======== Records shown ========

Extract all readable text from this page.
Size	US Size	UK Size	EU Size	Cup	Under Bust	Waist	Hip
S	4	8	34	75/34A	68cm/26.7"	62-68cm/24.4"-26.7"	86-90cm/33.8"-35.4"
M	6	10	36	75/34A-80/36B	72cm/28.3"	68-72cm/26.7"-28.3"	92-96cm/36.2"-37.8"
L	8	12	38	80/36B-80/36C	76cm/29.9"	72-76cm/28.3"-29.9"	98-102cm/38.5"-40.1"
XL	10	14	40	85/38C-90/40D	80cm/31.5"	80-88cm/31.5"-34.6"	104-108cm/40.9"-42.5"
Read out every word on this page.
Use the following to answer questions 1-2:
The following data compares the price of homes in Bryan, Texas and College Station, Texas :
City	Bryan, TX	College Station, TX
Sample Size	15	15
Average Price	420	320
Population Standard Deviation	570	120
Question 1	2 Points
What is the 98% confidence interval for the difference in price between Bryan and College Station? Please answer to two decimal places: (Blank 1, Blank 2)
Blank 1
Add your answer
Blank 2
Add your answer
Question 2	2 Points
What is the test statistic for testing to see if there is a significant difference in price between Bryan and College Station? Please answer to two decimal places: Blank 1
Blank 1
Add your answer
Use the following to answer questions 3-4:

========

### [Exercise task]
All of the entries above need to be reproduced exactly.

### [Exercise answer]
Extract all readable text from this page.
Size	US Size	UK Size	EU Size	Cup	Under Bust	Waist	Hip
S	4	8	34	75/34A	68cm/26.7"	62-68cm/24.4"-26.7"	86-90cm/33.8"-35.4"
M	6	10	36	75/34A-80/36B	72cm/28.3"	68-72cm/26.7"-28.3"	92-96cm/36.2"-37.8"
L	8	12	38	80/36B-80/36C	76cm/29.9"	72-76cm/28.3"-29.9"	98-102cm/38.5"-40.1"
XL	10	14	40	85/38C-90/40D	80cm/31.5"	80-88cm/31.5"-34.6"	104-108cm/40.9"-42.5"
Read out every word on this page.
Use the following to answer questions 1-2:
The following data compares the price of homes in Bryan, Texas and College Station, Texas :
City	Bryan, TX	College Station, TX
Sample Size	15	15
Average Price	420	320
Population Standard Deviation	570	120
Question 1	2 Points
What is the 98% confidence interval for the difference in price between Bryan and College Station? Please answer to two decimal places: (Blank 1, Blank 2)
Blank 1
Add your answer
Blank 2
Add your answer
Question 2	2 Points
What is the test statistic for testing to see if there is a significant difference in price between Bryan and College Station? Please answer to two decimal places: Blank 1
Blank 1
Add your answer
Use the following to answer questions 3-4:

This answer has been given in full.